* START DATA FOR THE TASK *

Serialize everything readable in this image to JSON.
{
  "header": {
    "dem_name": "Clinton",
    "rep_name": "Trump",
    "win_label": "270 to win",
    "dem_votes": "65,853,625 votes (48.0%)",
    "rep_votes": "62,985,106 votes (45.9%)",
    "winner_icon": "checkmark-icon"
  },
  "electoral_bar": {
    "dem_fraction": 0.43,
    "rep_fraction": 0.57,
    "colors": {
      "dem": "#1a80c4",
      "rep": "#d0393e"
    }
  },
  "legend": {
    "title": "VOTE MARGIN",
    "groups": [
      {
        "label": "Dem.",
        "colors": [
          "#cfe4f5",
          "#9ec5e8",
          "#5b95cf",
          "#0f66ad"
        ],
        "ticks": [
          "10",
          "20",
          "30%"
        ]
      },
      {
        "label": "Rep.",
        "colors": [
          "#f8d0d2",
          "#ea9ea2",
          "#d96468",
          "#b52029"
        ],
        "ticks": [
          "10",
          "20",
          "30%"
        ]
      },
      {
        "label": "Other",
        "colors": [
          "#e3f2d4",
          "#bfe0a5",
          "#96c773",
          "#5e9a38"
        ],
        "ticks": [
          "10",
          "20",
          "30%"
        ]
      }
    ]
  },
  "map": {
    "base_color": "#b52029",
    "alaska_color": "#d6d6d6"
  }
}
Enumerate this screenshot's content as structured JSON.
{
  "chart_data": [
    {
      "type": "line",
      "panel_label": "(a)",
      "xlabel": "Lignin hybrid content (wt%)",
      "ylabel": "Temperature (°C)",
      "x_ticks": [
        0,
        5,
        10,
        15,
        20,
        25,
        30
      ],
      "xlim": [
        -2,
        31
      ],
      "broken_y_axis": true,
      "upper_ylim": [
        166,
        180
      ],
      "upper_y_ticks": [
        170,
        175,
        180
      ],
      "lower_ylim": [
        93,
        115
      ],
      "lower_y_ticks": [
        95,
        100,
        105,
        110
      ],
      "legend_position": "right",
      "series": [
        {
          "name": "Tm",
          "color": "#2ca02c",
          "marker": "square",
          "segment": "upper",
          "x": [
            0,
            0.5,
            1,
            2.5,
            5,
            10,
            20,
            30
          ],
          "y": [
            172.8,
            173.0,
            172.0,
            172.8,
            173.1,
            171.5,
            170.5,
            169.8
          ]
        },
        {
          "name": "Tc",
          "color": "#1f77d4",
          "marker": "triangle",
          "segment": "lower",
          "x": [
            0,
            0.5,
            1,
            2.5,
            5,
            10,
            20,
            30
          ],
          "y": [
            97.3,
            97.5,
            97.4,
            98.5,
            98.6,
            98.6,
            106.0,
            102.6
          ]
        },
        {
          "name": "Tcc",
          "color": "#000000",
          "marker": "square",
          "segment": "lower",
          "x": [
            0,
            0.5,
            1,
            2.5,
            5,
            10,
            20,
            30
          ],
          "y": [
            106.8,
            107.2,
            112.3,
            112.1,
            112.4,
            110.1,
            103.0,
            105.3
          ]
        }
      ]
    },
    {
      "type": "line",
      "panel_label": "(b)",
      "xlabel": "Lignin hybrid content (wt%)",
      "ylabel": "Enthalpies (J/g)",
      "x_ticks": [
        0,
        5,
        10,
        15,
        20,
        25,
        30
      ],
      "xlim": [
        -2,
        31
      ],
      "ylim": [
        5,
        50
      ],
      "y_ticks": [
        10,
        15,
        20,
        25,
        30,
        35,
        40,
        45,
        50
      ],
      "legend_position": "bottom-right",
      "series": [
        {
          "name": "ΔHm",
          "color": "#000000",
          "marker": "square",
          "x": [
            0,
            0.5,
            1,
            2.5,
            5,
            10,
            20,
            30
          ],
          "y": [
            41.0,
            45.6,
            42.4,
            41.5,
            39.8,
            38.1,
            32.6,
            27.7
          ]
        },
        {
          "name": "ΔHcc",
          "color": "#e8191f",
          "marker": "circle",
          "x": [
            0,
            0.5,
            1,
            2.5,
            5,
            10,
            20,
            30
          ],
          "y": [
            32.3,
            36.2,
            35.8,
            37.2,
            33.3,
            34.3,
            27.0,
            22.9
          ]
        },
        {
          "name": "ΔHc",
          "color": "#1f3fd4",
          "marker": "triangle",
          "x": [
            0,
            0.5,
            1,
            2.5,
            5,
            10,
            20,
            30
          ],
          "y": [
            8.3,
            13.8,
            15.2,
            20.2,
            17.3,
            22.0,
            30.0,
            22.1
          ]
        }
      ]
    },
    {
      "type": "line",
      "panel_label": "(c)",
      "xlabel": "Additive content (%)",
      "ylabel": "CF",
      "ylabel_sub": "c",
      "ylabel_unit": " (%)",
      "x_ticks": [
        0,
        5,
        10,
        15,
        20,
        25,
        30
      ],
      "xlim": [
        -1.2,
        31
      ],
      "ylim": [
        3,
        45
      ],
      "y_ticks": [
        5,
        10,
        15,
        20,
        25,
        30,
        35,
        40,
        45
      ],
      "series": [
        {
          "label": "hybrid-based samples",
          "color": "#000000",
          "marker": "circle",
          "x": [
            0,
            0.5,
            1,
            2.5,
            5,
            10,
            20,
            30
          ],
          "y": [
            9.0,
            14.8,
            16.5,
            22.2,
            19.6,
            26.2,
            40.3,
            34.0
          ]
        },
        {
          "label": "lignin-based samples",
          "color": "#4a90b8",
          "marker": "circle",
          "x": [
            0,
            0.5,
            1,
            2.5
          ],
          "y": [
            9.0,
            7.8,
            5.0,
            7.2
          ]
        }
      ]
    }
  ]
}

* END DATA FOR THE TASK *

### WHAT THE EXERCISE ASKS
Check each line of the records above for "JSON", and copy those that have it.

### FULL OUTPUT
Serialize everything readable in this image to JSON.
Enumerate this screenshot's content as structured JSON.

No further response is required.